- **Task goal**
Repeat each entry in full, exactly.

- **Records to use**
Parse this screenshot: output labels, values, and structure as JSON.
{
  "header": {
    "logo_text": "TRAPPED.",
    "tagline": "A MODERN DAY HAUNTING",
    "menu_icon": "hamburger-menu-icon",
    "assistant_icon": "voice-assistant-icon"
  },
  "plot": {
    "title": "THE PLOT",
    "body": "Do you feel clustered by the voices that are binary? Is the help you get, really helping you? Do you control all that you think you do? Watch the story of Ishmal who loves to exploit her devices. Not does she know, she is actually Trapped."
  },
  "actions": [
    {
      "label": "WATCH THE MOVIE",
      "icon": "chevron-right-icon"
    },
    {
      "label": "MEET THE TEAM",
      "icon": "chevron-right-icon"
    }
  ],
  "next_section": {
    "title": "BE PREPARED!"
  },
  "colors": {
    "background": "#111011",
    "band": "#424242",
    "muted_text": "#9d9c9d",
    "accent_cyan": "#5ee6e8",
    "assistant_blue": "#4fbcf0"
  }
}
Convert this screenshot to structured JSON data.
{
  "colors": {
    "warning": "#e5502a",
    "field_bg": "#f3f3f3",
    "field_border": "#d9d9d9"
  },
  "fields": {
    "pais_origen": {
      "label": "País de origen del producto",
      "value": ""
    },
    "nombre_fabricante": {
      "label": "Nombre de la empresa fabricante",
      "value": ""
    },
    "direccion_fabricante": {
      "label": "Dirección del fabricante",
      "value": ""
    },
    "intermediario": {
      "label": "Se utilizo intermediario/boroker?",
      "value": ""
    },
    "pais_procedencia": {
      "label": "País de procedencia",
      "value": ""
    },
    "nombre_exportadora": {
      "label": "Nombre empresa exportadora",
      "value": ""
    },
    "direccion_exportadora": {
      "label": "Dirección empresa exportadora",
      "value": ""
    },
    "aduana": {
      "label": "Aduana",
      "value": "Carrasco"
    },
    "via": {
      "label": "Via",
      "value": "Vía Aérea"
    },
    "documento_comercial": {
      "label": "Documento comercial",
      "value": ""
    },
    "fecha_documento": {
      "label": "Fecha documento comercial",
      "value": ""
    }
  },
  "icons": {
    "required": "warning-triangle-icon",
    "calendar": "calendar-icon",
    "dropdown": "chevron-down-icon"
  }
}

- **Output for this task**
Parse this screenshot: output labels, values, and structure as JSON.
{
  "header": {
    "logo_text": "TRAPPED.",
    "tagline": "A MODERN DAY HAUNTING",
    "menu_icon": "hamburger-menu-icon",
    "assistant_icon": "voice-assistant-icon"
  },
  "plot": {
    "title": "THE PLOT",
    "body": "Do you feel clustered by the voices that are binary? Is the help you get, really helping you? Do you control all that you think you do? Watch the story of Ishmal who loves to exploit her devices. Not does she know, she is actually Trapped."
  },
  "actions": [
    {
      "label": "WATCH THE MOVIE",
      "icon": "chevron-right-icon"
    },
    {
      "label": "MEET THE TEAM",
      "icon": "chevron-right-icon"
    }
  ],
  "next_section": {
    "title": "BE PREPARED!"
  },
  "colors": {
    "background": "#111011",
    "band": "#424242",
    "muted_text": "#9d9c9d",
    "accent_cyan": "#5ee6e8",
    "assistant_blue": "#4fbcf0"
  }
}
Convert this screenshot to structured JSON data.
{
  "colors": {
    "warning": "#e5502a",
    "field_bg": "#f3f3f3",
    "field_border": "#d9d9d9"
  },
  "fields": {
    "pais_origen": {
      "label": "País de origen del producto",
      "value": ""
    },
    "nombre_fabricante": {
      "label": "Nombre de la empresa fabricante",
      "value": ""
    },
    "direccion_fabricante": {
      "label": "Dirección del fabricante",
      "value": ""
    },
    "intermediario": {
      "label": "Se utilizo intermediario/boroker?",
      "value": ""
    },
    "pais_procedencia": {
      "label": "País de procedencia",
      "value": ""
    },
    "nombre_exportadora": {
      "label": "Nombre empresa exportadora",
      "value": ""
    },
    "direccion_exportadora": {
      "label": "Dirección empresa exportadora",
      "value": ""
    },
    "aduana": {
      "label": "Aduana",
      "value": "Carrasco"
    },
    "via": {
      "label": "Via",
      "value": "Vía Aérea"
    },
    "documento_comercial": {
      "label": "Documento comercial",
      "value": ""
    },
    "fecha_documento": {
      "label": "Fecha documento comercial",
      "value": ""
    }
  },
  "icons": {
    "required": "warning-triangle-icon",
    "calendar": "calendar-icon",
    "dropdown": "chevron-down-icon"
  }
}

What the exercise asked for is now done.